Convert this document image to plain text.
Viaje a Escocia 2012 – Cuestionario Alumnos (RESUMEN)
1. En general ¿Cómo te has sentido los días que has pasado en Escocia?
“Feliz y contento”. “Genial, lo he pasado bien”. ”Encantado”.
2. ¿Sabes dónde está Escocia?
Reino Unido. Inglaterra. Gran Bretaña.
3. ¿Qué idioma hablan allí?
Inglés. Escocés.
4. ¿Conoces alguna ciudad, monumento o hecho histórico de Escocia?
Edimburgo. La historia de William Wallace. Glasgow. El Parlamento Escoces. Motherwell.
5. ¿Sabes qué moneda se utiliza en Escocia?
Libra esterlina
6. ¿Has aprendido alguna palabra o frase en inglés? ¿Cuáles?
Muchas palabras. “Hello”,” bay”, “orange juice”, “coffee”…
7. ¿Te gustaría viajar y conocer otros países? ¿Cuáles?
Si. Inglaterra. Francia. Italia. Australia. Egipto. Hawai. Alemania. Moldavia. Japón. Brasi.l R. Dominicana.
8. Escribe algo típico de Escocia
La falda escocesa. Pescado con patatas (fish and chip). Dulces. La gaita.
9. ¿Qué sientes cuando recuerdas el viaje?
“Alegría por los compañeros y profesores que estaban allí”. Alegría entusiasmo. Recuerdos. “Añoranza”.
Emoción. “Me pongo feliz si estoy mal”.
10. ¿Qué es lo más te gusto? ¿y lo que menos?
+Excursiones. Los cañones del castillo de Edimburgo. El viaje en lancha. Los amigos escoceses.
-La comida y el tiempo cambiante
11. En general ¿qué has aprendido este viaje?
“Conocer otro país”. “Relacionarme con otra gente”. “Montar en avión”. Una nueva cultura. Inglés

* * *

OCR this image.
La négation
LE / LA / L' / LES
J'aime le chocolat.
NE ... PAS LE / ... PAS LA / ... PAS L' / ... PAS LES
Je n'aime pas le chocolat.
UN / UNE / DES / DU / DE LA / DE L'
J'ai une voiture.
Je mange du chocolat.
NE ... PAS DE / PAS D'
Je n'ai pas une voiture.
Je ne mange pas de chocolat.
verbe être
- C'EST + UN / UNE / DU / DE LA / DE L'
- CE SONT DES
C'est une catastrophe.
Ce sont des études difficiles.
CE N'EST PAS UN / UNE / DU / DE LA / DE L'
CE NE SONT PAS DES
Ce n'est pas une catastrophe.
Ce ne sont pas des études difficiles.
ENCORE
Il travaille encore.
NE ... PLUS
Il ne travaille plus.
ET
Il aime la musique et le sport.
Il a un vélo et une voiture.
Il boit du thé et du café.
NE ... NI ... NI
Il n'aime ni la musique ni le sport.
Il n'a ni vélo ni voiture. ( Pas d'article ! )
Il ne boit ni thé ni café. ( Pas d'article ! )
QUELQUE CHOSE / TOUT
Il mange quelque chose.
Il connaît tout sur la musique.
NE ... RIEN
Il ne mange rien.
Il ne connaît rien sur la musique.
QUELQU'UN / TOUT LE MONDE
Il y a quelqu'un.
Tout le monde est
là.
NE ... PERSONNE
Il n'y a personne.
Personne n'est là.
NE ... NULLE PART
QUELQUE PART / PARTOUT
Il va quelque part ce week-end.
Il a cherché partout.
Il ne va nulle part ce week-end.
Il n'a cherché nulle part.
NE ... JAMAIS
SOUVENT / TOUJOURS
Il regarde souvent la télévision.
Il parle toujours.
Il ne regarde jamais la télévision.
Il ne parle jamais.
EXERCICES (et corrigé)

WHAT IS NEEDED
Copy out every line in the entries above that holds "aime".

REPLY TO THE EXERCISE
J'aime le chocolat.
Je n'aime pas le chocolat.
Il aime la musique et le sport.
Il n'aime ni la musique ni le sport.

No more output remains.